— BEGIN —
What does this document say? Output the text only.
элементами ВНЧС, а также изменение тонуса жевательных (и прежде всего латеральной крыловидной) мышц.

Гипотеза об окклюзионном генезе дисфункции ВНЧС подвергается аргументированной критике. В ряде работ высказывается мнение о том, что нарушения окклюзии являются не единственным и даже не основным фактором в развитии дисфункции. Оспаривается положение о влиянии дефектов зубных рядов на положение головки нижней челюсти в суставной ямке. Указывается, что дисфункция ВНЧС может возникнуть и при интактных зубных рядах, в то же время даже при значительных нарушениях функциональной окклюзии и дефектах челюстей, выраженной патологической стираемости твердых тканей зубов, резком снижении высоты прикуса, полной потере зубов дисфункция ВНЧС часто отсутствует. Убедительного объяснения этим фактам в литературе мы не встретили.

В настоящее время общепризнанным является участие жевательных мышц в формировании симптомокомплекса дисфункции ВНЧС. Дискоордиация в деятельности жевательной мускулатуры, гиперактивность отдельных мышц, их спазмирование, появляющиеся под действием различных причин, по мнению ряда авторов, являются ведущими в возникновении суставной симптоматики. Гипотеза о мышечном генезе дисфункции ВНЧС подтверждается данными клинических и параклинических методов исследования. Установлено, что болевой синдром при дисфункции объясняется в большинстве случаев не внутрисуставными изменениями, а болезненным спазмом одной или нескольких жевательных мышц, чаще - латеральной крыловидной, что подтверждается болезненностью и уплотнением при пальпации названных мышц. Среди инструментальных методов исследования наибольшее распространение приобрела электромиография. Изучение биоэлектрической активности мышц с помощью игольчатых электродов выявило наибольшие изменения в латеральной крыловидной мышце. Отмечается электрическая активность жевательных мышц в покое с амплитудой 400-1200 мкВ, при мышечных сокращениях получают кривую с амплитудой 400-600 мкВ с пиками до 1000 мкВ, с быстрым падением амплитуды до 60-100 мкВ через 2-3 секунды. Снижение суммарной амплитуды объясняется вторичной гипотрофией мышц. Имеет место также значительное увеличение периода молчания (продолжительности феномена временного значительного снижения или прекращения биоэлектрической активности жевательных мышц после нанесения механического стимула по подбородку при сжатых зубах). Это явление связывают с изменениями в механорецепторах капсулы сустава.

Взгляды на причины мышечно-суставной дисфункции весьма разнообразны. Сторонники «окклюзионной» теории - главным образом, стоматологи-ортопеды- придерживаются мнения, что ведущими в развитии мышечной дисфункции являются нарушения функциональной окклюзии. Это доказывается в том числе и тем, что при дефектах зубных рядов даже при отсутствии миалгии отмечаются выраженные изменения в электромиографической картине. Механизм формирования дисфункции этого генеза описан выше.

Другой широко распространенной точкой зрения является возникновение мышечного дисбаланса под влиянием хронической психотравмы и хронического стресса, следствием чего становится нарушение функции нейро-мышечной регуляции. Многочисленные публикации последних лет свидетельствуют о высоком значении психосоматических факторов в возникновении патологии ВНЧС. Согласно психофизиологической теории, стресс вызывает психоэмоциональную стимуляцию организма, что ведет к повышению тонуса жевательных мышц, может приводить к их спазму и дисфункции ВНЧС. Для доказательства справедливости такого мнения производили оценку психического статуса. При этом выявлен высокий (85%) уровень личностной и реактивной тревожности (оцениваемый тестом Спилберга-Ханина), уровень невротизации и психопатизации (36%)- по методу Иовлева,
— END —
What is required
Which lines in the data above contain "может"? Show each one.

Solution to the problem
Гипотеза об окклюзионном генезе дисфункции ВНЧС подвергается аргументированной критике. В ряде работ высказывается мнение о том, что нарушения окклюзии являются не единственным и даже не основным фактором в развитии дисфункции. Оспаривается положение о влиянии дефектов зубных рядов на положение головки нижней челюсти в суставной ямке. Указывается, что дисфункция ВНЧС может возникнуть и при интактных зубных рядах, в то же время даже при значительных нарушениях функциональной окклюзии и дефектах челюстей, выраженной патологической стираемости твердых тканей зубов, резком снижении высоты прикуса, полной потере зубов дисфункция ВНЧС часто отсутствует. Убедительного объяснения этим фактам в литературе мы не встретили.
Другой широко распространенной точкой зрения является возникновение мышечного дисбаланса под влиянием хронической психотравмы и хронического стресса, следствием чего становится нарушение функции нейро-мышечной регуляции. Многочисленные публикации последних лет свидетельствуют о высоком значении психосоматических факторов в возникновении патологии ВНЧС. Согласно психофизиологической теории, стресс вызывает психоэмоциональную стимуляцию организма, что ведет к повышению тонуса жевательных мышц, может приводить к их спазму и дисфункции ВНЧС. Для доказательства справедливости такого мнения производили оценку психического статуса. При этом выявлен высокий (85%) уровень личностной и реактивной тревожности (оцениваемый тестом Спилберга-Ханина), уровень невротизации и психопатизации (36%)- по методу Иовлева,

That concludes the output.